From the entries below, extract every line that includes the word "this".

▶ **EXERCISE INPUTS**

------

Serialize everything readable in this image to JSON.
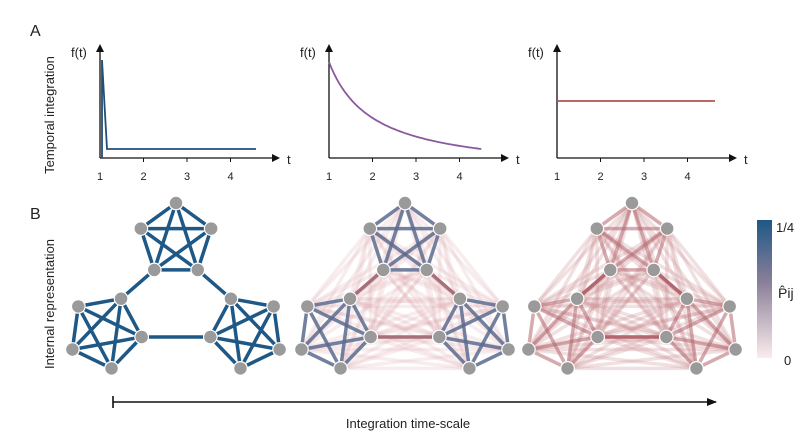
{
  "panel_a": {
    "label": "A",
    "ylabel": "Temporal integration",
    "plots": [
      {
        "f_label": "f(t)",
        "t_label": "t",
        "ticks": [
          "1",
          "2",
          "3",
          "4"
        ],
        "kind": "delta",
        "color": "#1f4e79"
      },
      {
        "f_label": "f(t)",
        "t_label": "t",
        "ticks": [
          "1",
          "2",
          "3",
          "4"
        ],
        "kind": "decay",
        "color": "#8a5a9e"
      },
      {
        "f_label": "f(t)",
        "t_label": "t",
        "ticks": [
          "1",
          "2",
          "3",
          "4"
        ],
        "kind": "flat",
        "color": "#b5524e"
      }
    ]
  },
  "panel_b": {
    "label": "B",
    "ylabel": "Internal representation",
    "colorbar": {
      "max_label": "1/4",
      "min_label": "0",
      "var_label": "P̂ij",
      "color_high": "#1e5886",
      "color_low": "#fbeced"
    },
    "networks": [
      {
        "name": "short",
        "in_cluster_color": "#1e5886",
        "in_cluster_opacity": 1.0,
        "cross_color": "#c98a8d",
        "cross_opacity": 0.0,
        "bridge_color": "#1e5886"
      },
      {
        "name": "medium",
        "in_cluster_color": "#5a6b8e",
        "in_cluster_opacity": 0.85,
        "cross_color": "#d9a3a7",
        "cross_opacity": 0.35,
        "bridge_color": "#a5707a"
      },
      {
        "name": "long",
        "in_cluster_color": "#b2666d",
        "in_cluster_opacity": 0.55,
        "cross_color": "#c58085",
        "cross_opacity": 0.45,
        "bridge_color": "#b2666d"
      }
    ]
  },
  "xaxis_label": "Integration time-scale",
  "node_color": "#9a9a9a"
}
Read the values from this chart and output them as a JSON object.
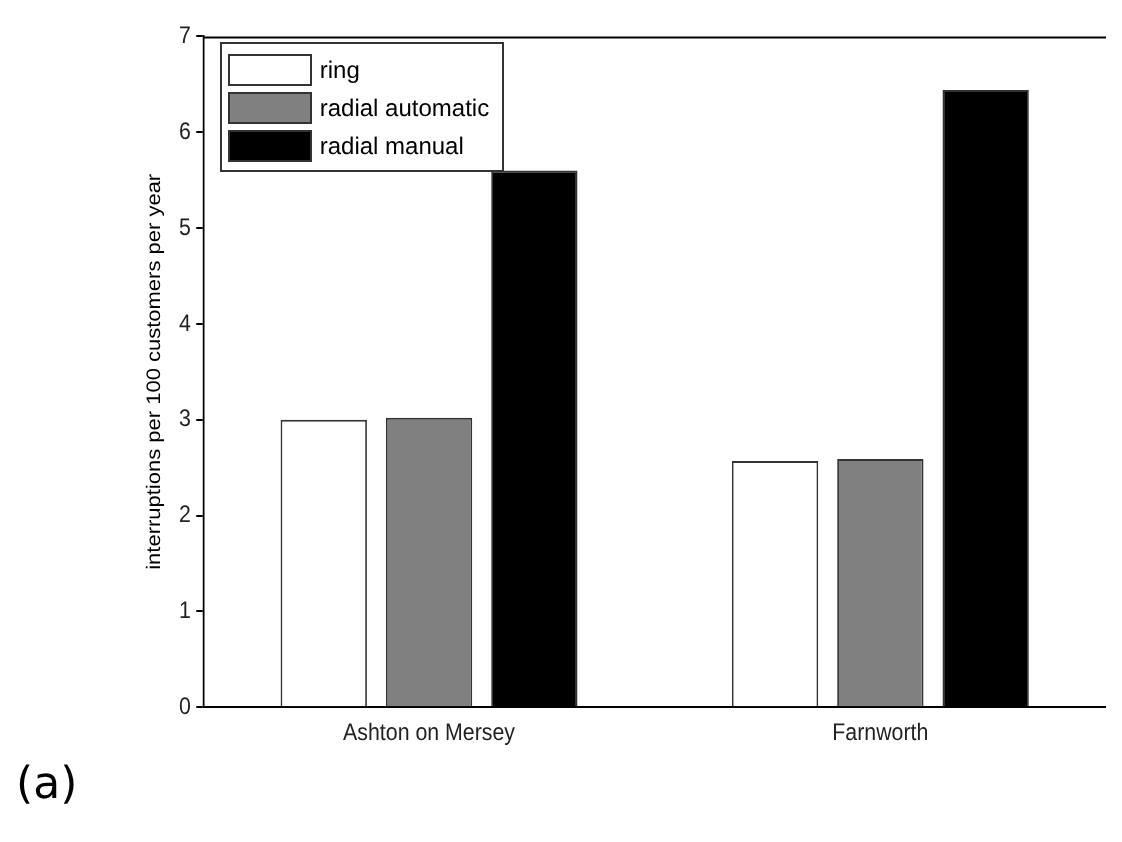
{
  "chart_data": {
    "type": "bar",
    "ylabel": "interruptions per 100 customers per year",
    "categories": [
      "Ashton on Mersey",
      "Farnworth"
    ],
    "series": [
      {
        "name": "ring",
        "color": "#ffffff",
        "values": [
          3.0,
          2.57
        ]
      },
      {
        "name": "radial automatic",
        "color": "#808080",
        "values": [
          3.02,
          2.59
        ]
      },
      {
        "name": "radial manual",
        "color": "#000000",
        "values": [
          5.6,
          6.44
        ]
      }
    ],
    "ylim": [
      0,
      7
    ],
    "yticks": [
      0,
      1,
      2,
      3,
      4,
      5,
      6,
      7
    ],
    "grid": false,
    "legend": "top left",
    "annotations": [
      "(a)"
    ]
  }
}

------

▶ **WRITTEN REPLY**
Serialize everything readable in this image to JSON.
Read the values from this chart and output them as a JSON object.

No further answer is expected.